Requirements -> Everything in the listing should be restated word for word.

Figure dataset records
··········
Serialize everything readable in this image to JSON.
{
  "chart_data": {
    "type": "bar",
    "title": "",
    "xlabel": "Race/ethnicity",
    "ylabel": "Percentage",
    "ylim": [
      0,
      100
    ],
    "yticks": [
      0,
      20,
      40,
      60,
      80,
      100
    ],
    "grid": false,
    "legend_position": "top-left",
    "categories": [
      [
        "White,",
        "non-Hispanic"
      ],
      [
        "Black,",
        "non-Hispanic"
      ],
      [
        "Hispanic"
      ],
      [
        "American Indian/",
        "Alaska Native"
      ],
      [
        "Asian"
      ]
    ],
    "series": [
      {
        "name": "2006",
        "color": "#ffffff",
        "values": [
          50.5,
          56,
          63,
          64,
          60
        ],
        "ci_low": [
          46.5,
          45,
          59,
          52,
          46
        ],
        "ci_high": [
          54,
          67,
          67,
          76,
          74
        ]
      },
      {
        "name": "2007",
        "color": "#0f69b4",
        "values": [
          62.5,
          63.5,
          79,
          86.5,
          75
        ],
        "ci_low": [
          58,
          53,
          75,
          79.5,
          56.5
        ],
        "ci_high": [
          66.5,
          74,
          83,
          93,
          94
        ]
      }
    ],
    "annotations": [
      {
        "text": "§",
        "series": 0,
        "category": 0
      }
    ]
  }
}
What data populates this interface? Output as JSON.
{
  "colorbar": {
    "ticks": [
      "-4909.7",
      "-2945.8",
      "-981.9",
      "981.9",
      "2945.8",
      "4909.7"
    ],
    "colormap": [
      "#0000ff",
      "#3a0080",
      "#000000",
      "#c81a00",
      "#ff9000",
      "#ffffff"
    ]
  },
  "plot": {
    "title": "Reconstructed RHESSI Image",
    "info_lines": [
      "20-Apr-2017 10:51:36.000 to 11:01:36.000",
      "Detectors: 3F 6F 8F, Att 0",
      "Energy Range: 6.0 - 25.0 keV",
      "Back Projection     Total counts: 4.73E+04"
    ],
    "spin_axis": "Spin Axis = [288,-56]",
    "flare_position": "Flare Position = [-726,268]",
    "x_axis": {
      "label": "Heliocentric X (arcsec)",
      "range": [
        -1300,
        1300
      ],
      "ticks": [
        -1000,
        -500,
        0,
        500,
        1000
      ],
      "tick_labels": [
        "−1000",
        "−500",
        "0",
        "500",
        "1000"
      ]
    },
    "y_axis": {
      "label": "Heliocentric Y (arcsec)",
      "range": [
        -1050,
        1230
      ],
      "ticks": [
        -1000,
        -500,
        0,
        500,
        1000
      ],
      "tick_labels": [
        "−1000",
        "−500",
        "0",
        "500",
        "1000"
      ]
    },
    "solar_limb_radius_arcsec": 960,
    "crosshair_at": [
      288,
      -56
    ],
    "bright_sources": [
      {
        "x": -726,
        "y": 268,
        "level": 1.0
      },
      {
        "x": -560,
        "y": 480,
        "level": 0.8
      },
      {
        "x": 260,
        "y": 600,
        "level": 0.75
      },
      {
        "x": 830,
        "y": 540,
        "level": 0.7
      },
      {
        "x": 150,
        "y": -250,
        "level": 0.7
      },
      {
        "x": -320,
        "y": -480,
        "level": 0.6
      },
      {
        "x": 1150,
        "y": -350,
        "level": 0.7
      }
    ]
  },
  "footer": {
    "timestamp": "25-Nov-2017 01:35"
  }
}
··········
Result for this exercise ->
Serialize everything readable in this image to JSON.
{
  "chart_data": {
    "type": "bar",
    "title": "",
    "xlabel": "Race/ethnicity",
    "ylabel": "Percentage",
    "ylim": [
      0,
      100
    ],
    "yticks": [
      0,
      20,
      40,
      60,
      80,
      100
    ],
    "grid": false,
    "legend_position": "top-left",
    "categories": [
      [
        "White,",
        "non-Hispanic"
      ],
      [
        "Black,",
        "non-Hispanic"
      ],
      [
        "Hispanic"
      ],
      [
        "American Indian/",
        "Alaska Native"
      ],
      [
        "Asian"
      ]
    ],
    "series": [
      {
        "name": "2006",
        "color": "#ffffff",
        "values": [
          50.5,
          56,
          63,
          64,
          60
        ],
        "ci_low": [
          46.5,
          45,
          59,
          52,
          46
        ],
        "ci_high": [
          54,
          67,
          67,
          76,
          74
        ]
      },
      {
        "name": "2007",
        "color": "#0f69b4",
        "values": [
          62.5,
          63.5,
          79,
          86.5,
          75
        ],
        "ci_low": [
          58,
          53,
          75,
          79.5,
          56.5
        ],
        "ci_high": [
          66.5,
          74,
          83,
          93,
          94
        ]
      }
    ],
    "annotations": [
      {
        "text": "§",
        "series": 0,
        "category": 0
      }
    ]
  }
}
What data populates this interface? Output as JSON.
{
  "colorbar": {
    "ticks": [
      "-4909.7",
      "-2945.8",
      "-981.9",
      "981.9",
      "2945.8",
      "4909.7"
    ],
    "colormap": [
      "#0000ff",
      "#3a0080",
      "#000000",
      "#c81a00",
      "#ff9000",
      "#ffffff"
    ]
  },
  "plot": {
    "title": "Reconstructed RHESSI Image",
    "info_lines": [
      "20-Apr-2017 10:51:36.000 to 11:01:36.000",
      "Detectors: 3F 6F 8F, Att 0",
      "Energy Range: 6.0 - 25.0 keV",
      "Back Projection     Total counts: 4.73E+04"
    ],
    "spin_axis": "Spin Axis = [288,-56]",
    "flare_position": "Flare Position = [-726,268]",
    "x_axis": {
      "label": "Heliocentric X (arcsec)",
      "range": [
        -1300,
        1300
      ],
      "ticks": [
        -1000,
        -500,
        0,
        500,
        1000
      ],
      "tick_labels": [
        "−1000",
        "−500",
        "0",
        "500",
        "1000"
      ]
    },
    "y_axis": {
      "label": "Heliocentric Y (arcsec)",
      "range": [
        -1050,
        1230
      ],
      "ticks": [
        -1000,
        -500,
        0,
        500,
        1000
      ],
      "tick_labels": [
        "−1000",
        "−500",
        "0",
        "500",
        "1000"
      ]
    },
    "solar_limb_radius_arcsec": 960,
    "crosshair_at": [
      288,
      -56
    ],
    "bright_sources": [
      {
        "x": -726,
        "y": 268,
        "level": 1.0
      },
      {
        "x": -560,
        "y": 480,
        "level": 0.8
      },
      {
        "x": 260,
        "y": 600,
        "level": 0.75
      },
      {
        "x": 830,
        "y": 540,
        "level": 0.7
      },
      {
        "x": 150,
        "y": -250,
        "level": 0.7
      },
      {
        "x": -320,
        "y": -480,
        "level": 0.6
      },
      {
        "x": 1150,
        "y": -350,
        "level": 0.7
      }
    ]
  },
  "footer": {
    "timestamp": "25-Nov-2017 01:35"
  }
}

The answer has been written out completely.